==== Listed entries ====

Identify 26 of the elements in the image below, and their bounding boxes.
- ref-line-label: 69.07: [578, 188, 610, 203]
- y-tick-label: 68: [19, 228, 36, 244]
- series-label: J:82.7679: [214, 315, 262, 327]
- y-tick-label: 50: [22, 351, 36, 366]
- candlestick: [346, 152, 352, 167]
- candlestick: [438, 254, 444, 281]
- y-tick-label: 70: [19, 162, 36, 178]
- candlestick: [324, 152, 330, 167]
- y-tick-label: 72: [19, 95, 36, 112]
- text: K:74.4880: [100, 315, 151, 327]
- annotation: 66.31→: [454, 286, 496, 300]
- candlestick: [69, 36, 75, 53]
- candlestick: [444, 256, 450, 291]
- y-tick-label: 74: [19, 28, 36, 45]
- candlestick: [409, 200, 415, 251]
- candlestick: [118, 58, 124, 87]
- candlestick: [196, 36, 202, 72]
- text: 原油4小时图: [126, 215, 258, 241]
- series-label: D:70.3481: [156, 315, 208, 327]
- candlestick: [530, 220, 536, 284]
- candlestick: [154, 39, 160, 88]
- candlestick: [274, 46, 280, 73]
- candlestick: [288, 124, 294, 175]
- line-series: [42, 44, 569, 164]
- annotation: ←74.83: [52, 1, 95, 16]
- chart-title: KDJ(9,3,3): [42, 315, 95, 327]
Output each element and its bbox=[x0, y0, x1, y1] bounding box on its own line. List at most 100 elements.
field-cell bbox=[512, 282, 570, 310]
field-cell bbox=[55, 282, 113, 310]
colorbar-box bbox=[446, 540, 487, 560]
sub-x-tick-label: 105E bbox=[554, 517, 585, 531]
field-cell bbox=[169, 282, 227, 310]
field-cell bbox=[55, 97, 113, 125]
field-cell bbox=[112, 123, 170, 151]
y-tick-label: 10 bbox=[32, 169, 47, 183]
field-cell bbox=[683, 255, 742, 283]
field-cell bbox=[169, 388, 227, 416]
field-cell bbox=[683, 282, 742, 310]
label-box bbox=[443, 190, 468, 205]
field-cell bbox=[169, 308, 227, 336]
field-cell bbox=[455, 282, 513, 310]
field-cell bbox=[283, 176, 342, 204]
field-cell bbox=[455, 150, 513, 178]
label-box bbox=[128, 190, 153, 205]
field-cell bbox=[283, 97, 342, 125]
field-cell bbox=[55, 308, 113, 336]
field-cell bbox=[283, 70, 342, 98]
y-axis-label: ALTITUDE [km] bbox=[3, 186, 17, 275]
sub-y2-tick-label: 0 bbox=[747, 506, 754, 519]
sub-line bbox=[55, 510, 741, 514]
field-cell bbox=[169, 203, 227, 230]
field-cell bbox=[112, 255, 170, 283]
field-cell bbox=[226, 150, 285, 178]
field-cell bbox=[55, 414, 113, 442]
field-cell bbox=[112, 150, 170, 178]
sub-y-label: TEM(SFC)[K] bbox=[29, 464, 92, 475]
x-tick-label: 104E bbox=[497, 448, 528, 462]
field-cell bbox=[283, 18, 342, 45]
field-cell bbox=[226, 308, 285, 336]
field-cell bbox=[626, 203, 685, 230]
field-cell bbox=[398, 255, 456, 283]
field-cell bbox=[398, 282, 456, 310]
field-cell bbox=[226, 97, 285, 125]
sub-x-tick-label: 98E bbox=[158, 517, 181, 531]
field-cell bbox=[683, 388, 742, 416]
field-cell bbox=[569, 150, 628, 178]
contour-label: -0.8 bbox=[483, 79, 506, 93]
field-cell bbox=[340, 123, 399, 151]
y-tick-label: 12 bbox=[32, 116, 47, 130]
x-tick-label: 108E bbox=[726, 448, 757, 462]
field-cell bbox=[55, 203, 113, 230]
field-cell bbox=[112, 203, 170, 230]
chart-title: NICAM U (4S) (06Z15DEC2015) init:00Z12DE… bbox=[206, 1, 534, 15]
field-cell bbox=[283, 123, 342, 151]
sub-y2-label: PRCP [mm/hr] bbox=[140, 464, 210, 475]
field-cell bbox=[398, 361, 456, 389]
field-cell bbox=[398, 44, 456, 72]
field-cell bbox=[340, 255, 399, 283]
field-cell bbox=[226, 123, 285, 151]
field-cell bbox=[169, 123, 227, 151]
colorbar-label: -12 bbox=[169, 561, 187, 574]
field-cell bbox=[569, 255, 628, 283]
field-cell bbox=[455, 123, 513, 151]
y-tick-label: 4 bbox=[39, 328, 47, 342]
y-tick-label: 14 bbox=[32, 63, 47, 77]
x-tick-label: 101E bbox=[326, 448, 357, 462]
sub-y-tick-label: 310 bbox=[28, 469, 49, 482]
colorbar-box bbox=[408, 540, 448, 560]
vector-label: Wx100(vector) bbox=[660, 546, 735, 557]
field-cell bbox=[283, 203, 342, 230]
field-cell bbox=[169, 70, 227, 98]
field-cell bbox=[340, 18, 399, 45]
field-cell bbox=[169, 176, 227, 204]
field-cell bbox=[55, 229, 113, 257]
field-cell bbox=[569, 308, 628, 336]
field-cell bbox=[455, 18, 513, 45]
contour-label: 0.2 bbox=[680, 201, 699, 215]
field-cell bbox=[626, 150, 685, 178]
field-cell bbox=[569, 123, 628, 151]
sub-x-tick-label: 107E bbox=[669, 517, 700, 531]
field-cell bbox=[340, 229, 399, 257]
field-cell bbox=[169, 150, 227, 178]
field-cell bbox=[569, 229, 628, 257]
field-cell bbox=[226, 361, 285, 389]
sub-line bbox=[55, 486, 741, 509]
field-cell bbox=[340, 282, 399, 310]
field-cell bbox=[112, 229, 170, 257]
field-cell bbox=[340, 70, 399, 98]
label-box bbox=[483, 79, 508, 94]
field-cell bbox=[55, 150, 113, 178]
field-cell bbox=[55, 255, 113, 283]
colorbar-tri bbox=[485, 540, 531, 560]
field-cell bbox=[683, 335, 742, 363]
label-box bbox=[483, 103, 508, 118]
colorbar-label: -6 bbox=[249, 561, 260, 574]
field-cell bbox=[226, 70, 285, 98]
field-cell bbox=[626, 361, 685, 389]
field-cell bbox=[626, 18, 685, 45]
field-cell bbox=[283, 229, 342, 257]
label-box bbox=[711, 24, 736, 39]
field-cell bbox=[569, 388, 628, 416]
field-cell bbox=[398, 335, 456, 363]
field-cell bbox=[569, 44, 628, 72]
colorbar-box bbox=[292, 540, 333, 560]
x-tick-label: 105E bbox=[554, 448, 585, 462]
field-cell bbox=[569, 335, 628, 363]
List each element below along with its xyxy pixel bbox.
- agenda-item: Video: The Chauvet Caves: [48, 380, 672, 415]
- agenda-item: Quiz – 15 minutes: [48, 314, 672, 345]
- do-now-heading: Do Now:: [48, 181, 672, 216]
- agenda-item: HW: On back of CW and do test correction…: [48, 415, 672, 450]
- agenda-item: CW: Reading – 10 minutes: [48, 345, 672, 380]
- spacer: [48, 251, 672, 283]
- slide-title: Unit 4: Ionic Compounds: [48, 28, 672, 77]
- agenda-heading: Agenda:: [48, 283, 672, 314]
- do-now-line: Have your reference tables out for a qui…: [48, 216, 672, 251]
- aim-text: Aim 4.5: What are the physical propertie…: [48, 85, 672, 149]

====

◆ **Prompt**: Quote every item above word for word.

◆ **Completed exercise**:
Identify 26 of the elements in the image below, and their bounding boxes.
- ref-line-label: 69.07: [578, 188, 610, 203]
- y-tick-label: 68: [19, 228, 36, 244]
- series-label: J:82.7679: [214, 315, 262, 327]
- y-tick-label: 50: [22, 351, 36, 366]
- candlestick: [346, 152, 352, 167]
- candlestick: [438, 254, 444, 281]
- y-tick-label: 70: [19, 162, 36, 178]
- candlestick: [324, 152, 330, 167]
- y-tick-label: 72: [19, 95, 36, 112]
- text: K:74.4880: [100, 315, 151, 327]
- annotation: 66.31→: [454, 286, 496, 300]
- candlestick: [69, 36, 75, 53]
- candlestick: [444, 256, 450, 291]
- y-tick-label: 74: [19, 28, 36, 45]
- candlestick: [409, 200, 415, 251]
- candlestick: [118, 58, 124, 87]
- candlestick: [196, 36, 202, 72]
- text: 原油4小时图: [126, 215, 258, 241]
- series-label: D:70.3481: [156, 315, 208, 327]
- candlestick: [530, 220, 536, 284]
- candlestick: [154, 39, 160, 88]
- candlestick: [274, 46, 280, 73]
- candlestick: [288, 124, 294, 175]
- line-series: [42, 44, 569, 164]
- annotation: ←74.83: [52, 1, 95, 16]
- chart-title: KDJ(9,3,3): [42, 315, 95, 327]
Output each element and its bbox=[x0, y0, x1, y1] bounding box on its own line. List at most 100 elements.
field-cell bbox=[512, 282, 570, 310]
field-cell bbox=[55, 282, 113, 310]
colorbar-box bbox=[446, 540, 487, 560]
sub-x-tick-label: 105E bbox=[554, 517, 585, 531]
field-cell bbox=[169, 282, 227, 310]
field-cell bbox=[55, 97, 113, 125]
field-cell bbox=[112, 123, 170, 151]
y-tick-label: 10 bbox=[32, 169, 47, 183]
field-cell bbox=[683, 255, 742, 283]
field-cell bbox=[169, 388, 227, 416]
field-cell bbox=[683, 282, 742, 310]
label-box bbox=[443, 190, 468, 205]
field-cell bbox=[169, 308, 227, 336]
field-cell bbox=[455, 282, 513, 310]
field-cell bbox=[283, 176, 342, 204]
field-cell bbox=[455, 150, 513, 178]
label-box bbox=[128, 190, 153, 205]
field-cell bbox=[283, 97, 342, 125]
field-cell bbox=[55, 308, 113, 336]
field-cell bbox=[283, 70, 342, 98]
y-axis-label: ALTITUDE [km] bbox=[3, 186, 17, 275]
sub-y2-tick-label: 0 bbox=[747, 506, 754, 519]
sub-line bbox=[55, 510, 741, 514]
field-cell bbox=[169, 203, 227, 230]
field-cell bbox=[112, 255, 170, 283]
field-cell bbox=[226, 150, 285, 178]
field-cell bbox=[55, 414, 113, 442]
field-cell bbox=[112, 150, 170, 178]
sub-y-label: TEM(SFC)[K] bbox=[29, 464, 92, 475]
x-tick-label: 104E bbox=[497, 448, 528, 462]
field-cell bbox=[283, 18, 342, 45]
field-cell bbox=[226, 308, 285, 336]
field-cell bbox=[626, 203, 685, 230]
field-cell bbox=[398, 255, 456, 283]
field-cell bbox=[398, 282, 456, 310]
field-cell bbox=[226, 97, 285, 125]
sub-x-tick-label: 98E bbox=[158, 517, 181, 531]
field-cell bbox=[683, 388, 742, 416]
field-cell bbox=[569, 150, 628, 178]
contour-label: -0.8 bbox=[483, 79, 506, 93]
field-cell bbox=[340, 123, 399, 151]
y-tick-label: 12 bbox=[32, 116, 47, 130]
x-tick-label: 108E bbox=[726, 448, 757, 462]
field-cell bbox=[55, 203, 113, 230]
field-cell bbox=[112, 203, 170, 230]
chart-title: NICAM U (4S) (06Z15DEC2015) init:00Z12DE… bbox=[206, 1, 534, 15]
field-cell bbox=[283, 123, 342, 151]
sub-y2-label: PRCP [mm/hr] bbox=[140, 464, 210, 475]
field-cell bbox=[398, 361, 456, 389]
field-cell bbox=[398, 44, 456, 72]
field-cell bbox=[340, 255, 399, 283]
field-cell bbox=[226, 123, 285, 151]
field-cell bbox=[169, 123, 227, 151]
colorbar-label: -12 bbox=[169, 561, 187, 574]
field-cell bbox=[569, 255, 628, 283]
field-cell bbox=[455, 123, 513, 151]
y-tick-label: 4 bbox=[39, 328, 47, 342]
y-tick-label: 14 bbox=[32, 63, 47, 77]
x-tick-label: 101E bbox=[326, 448, 357, 462]
sub-y-tick-label: 310 bbox=[28, 469, 49, 482]
colorbar-box bbox=[408, 540, 448, 560]
vector-label: Wx100(vector) bbox=[660, 546, 735, 557]
field-cell bbox=[283, 203, 342, 230]
field-cell bbox=[169, 70, 227, 98]
field-cell bbox=[340, 18, 399, 45]
field-cell bbox=[169, 176, 227, 204]
field-cell bbox=[55, 229, 113, 257]
field-cell bbox=[569, 308, 628, 336]
field-cell bbox=[455, 18, 513, 45]
contour-label: 0.2 bbox=[680, 201, 699, 215]
field-cell bbox=[626, 150, 685, 178]
field-cell bbox=[569, 123, 628, 151]
sub-x-tick-label: 107E bbox=[669, 517, 700, 531]
field-cell bbox=[340, 229, 399, 257]
field-cell bbox=[169, 150, 227, 178]
field-cell bbox=[569, 229, 628, 257]
field-cell bbox=[226, 361, 285, 389]
sub-line bbox=[55, 486, 741, 509]
field-cell bbox=[340, 282, 399, 310]
field-cell bbox=[112, 229, 170, 257]
field-cell bbox=[340, 70, 399, 98]
label-box bbox=[483, 79, 508, 94]
field-cell bbox=[55, 150, 113, 178]
field-cell bbox=[55, 255, 113, 283]
colorbar-tri bbox=[485, 540, 531, 560]
field-cell bbox=[683, 335, 742, 363]
label-box bbox=[483, 103, 508, 118]
colorbar-label: -6 bbox=[249, 561, 260, 574]
field-cell bbox=[226, 70, 285, 98]
field-cell bbox=[626, 361, 685, 389]
field-cell bbox=[626, 18, 685, 45]
field-cell bbox=[283, 229, 342, 257]
label-box bbox=[711, 24, 736, 39]
field-cell bbox=[569, 388, 628, 416]
field-cell bbox=[398, 335, 456, 363]
field-cell bbox=[569, 44, 628, 72]
colorbar-box bbox=[292, 540, 333, 560]
x-tick-label: 105E bbox=[554, 448, 585, 462]
field-cell bbox=[569, 335, 628, 363]
List each element below along with its xyxy pixel bbox.
- agenda-item: Video: The Chauvet Caves: [48, 380, 672, 415]
- agenda-item: Quiz – 15 minutes: [48, 314, 672, 345]
- do-now-heading: Do Now:: [48, 181, 672, 216]
- agenda-item: HW: On back of CW and do test correction…: [48, 415, 672, 450]
- agenda-item: CW: Reading – 10 minutes: [48, 345, 672, 380]
- spacer: [48, 251, 672, 283]
- slide-title: Unit 4: Ionic Compounds: [48, 28, 672, 77]
- agenda-heading: Agenda:: [48, 283, 672, 314]
- do-now-line: Have your reference tables out for a qui…: [48, 216, 672, 251]
- aim-text: Aim 4.5: What are the physical propertie…: [48, 85, 672, 149]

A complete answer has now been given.